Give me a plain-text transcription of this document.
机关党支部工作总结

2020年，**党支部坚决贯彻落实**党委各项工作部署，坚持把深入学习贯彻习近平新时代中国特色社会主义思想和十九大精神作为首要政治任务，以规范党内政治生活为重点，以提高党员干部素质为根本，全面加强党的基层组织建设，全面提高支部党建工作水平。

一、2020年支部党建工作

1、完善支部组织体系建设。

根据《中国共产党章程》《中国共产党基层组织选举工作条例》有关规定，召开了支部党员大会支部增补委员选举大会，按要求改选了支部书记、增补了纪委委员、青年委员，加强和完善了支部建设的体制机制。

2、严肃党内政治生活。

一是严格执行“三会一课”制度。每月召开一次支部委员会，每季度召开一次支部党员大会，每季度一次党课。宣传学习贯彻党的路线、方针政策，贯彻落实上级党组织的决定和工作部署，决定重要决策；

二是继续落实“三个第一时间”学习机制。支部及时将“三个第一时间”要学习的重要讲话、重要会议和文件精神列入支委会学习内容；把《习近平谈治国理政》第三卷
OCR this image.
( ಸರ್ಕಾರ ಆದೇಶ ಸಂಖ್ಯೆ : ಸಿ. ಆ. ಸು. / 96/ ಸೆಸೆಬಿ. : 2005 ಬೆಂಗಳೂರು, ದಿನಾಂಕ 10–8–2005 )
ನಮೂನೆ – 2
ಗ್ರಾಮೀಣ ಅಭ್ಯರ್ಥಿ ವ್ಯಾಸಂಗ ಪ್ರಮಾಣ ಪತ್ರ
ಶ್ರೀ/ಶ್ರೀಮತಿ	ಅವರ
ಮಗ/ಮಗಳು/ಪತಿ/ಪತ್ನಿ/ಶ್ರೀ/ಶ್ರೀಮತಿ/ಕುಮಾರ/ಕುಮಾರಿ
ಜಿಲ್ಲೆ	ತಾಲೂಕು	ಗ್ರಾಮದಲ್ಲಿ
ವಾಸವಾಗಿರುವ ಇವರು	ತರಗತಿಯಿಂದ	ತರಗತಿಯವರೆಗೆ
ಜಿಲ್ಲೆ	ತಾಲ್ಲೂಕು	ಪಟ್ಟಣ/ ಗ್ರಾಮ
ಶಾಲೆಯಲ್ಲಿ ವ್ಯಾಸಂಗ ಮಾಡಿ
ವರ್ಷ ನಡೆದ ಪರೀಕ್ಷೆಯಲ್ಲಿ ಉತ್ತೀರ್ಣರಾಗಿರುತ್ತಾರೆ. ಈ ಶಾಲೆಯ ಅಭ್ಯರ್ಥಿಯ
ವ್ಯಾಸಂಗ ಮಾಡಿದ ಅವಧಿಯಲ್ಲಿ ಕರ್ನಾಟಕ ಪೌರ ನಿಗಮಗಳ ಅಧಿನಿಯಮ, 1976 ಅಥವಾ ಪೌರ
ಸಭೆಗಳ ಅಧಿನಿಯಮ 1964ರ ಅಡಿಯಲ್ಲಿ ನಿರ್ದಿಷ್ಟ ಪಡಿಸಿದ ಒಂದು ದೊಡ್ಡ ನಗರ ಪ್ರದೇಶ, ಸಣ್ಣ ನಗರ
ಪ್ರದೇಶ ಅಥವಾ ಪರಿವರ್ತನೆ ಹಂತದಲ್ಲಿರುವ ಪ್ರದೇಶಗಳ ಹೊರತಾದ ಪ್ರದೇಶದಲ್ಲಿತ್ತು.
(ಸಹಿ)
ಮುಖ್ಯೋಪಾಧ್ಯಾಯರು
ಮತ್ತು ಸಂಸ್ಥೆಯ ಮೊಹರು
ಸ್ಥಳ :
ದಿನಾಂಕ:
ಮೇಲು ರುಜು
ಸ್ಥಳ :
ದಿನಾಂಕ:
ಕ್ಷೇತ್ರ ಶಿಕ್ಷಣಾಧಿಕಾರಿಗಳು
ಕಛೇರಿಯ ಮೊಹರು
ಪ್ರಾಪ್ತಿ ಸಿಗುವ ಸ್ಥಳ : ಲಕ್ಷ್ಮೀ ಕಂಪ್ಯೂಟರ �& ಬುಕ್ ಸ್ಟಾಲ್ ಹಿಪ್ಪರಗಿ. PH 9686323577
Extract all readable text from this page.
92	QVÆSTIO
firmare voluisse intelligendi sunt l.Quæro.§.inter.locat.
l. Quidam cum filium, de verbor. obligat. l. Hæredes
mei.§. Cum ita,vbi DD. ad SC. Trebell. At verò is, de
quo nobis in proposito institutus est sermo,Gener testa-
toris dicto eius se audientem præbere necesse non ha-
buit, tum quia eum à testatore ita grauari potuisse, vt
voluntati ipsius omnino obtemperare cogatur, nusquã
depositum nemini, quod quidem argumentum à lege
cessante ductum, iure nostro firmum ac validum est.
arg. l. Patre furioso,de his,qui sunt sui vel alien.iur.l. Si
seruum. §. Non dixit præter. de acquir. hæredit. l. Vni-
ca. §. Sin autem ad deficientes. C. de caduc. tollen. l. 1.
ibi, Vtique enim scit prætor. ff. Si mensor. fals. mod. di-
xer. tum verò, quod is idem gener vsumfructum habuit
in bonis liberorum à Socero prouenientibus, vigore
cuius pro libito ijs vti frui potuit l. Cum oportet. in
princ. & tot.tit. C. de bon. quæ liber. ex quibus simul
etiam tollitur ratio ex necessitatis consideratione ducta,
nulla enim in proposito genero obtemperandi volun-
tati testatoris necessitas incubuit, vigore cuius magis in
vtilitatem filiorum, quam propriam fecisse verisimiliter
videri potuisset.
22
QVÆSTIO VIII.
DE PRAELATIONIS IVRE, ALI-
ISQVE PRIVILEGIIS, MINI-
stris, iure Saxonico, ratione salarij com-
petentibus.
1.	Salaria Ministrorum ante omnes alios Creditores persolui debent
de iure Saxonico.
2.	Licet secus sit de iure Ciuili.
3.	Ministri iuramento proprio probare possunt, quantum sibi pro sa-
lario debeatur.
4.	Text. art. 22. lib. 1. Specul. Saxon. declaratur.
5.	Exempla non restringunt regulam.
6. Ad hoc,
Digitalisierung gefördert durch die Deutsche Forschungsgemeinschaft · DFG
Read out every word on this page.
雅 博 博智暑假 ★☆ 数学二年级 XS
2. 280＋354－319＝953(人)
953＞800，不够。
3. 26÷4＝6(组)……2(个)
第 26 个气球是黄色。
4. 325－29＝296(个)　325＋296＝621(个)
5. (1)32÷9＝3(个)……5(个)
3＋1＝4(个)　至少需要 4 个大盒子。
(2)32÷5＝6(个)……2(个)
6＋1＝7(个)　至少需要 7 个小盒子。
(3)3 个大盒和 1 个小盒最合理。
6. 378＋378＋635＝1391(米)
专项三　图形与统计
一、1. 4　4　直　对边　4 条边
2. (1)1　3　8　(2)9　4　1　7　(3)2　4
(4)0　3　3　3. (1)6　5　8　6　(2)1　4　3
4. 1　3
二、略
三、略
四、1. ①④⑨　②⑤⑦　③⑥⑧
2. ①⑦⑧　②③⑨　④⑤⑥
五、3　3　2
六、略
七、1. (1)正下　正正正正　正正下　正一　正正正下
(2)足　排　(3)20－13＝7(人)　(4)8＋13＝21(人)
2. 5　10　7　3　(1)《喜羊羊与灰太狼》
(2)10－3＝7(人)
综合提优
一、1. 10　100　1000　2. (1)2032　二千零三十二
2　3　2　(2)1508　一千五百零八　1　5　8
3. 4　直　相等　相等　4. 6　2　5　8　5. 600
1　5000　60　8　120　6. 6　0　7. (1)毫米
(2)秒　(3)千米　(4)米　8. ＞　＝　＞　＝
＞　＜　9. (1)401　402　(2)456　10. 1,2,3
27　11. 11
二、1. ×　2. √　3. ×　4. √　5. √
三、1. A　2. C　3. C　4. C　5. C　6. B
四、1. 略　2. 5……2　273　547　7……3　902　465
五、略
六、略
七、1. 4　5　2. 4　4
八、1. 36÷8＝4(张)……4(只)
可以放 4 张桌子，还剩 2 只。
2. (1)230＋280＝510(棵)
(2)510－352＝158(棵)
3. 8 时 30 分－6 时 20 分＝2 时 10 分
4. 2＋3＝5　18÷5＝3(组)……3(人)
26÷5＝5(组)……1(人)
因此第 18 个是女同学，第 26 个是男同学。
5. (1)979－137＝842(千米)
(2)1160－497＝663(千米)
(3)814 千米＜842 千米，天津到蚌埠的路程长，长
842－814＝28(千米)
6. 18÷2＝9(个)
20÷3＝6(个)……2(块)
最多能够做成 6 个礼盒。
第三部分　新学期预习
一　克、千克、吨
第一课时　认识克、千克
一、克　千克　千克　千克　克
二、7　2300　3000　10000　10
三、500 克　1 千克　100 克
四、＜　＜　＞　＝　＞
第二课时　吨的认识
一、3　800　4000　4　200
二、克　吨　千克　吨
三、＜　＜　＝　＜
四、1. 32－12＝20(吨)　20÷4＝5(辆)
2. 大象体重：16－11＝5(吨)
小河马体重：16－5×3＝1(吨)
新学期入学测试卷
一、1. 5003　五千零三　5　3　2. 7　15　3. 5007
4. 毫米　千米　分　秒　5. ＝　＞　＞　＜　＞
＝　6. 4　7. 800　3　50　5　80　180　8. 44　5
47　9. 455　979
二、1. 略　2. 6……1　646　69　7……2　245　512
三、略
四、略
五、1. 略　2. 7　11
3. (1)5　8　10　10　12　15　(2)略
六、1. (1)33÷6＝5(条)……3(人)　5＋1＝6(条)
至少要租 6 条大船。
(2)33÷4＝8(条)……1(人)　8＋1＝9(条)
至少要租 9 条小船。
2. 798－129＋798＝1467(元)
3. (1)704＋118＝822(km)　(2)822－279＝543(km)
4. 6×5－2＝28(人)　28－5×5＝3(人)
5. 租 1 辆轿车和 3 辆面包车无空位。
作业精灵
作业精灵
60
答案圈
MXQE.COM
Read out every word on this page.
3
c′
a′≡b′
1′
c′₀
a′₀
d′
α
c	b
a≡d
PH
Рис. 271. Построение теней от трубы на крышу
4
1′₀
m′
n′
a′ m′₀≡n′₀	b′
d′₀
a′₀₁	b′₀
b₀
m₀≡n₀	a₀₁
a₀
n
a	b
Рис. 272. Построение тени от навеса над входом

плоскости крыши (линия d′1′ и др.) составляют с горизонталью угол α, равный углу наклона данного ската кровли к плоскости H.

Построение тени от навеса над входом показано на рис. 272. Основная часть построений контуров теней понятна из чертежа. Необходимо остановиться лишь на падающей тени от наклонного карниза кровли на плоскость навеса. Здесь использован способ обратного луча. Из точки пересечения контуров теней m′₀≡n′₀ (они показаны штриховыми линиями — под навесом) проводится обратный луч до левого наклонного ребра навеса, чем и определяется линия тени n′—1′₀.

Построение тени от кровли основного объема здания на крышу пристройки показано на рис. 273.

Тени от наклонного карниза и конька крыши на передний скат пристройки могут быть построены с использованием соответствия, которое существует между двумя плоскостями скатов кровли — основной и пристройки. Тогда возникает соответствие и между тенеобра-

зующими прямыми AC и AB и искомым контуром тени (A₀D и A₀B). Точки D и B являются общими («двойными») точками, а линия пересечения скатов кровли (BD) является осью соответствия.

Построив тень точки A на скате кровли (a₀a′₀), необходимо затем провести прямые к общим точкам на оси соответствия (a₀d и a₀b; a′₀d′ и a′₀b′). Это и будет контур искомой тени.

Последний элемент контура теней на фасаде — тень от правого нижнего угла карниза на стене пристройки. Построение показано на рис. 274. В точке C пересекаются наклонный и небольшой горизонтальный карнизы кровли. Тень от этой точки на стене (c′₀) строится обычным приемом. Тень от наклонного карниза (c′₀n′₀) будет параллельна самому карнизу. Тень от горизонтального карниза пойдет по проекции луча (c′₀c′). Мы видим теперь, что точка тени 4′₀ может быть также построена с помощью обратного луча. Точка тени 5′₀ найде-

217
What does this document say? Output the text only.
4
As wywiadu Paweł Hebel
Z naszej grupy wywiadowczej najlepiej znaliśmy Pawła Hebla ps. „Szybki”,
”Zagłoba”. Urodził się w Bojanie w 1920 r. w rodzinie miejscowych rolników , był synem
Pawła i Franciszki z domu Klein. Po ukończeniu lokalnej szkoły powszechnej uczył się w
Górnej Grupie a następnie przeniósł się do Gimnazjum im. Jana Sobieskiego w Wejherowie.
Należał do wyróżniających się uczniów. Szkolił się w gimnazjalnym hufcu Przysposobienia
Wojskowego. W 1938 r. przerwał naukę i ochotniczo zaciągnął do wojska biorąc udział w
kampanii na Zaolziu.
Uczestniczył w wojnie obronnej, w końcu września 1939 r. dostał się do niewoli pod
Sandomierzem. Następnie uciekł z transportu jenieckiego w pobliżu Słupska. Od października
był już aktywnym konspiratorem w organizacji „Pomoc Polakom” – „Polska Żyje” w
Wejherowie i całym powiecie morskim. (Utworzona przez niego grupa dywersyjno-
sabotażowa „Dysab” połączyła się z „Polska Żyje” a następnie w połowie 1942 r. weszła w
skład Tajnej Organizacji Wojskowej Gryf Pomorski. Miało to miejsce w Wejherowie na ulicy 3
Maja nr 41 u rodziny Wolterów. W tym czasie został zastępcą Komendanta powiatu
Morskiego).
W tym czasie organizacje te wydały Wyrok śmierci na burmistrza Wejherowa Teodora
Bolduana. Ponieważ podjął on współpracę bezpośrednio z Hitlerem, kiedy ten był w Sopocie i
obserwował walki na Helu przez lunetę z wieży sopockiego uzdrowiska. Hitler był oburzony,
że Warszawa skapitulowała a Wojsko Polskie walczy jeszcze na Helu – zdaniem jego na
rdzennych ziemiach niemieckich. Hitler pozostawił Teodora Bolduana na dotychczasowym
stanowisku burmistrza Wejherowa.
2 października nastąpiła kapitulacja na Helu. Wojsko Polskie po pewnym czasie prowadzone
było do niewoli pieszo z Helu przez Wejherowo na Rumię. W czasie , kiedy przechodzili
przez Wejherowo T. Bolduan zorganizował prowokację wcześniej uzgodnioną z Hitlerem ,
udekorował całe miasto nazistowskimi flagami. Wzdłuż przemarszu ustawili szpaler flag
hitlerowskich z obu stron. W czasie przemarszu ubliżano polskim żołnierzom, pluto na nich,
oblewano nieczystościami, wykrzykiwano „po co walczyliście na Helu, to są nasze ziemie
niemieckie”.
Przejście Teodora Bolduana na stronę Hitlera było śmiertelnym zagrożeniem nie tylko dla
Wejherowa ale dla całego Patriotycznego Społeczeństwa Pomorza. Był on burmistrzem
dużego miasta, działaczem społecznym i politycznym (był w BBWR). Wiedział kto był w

• [Given request]
Each line in the data that holds the string "czasie" should be found and copied.

• [Task solution]
Maja nr 41 u rodziny Wolterów. W tym czasie został zastępcą Komendanta powiatu
W tym czasie organizacje te wydały Wyrok śmierci na burmistrza Wejherowa Teodora
2 października nastąpiła kapitulacja na Helu. Wojsko Polskie po pewnym czasie prowadzone
było do niewoli pieszo z Helu przez Wejherowo na Rumię. W czasie , kiedy przechodzili
hitlerowskich z obu stron. W czasie przemarszu ubliżano polskim żołnierzom, pluto na nich,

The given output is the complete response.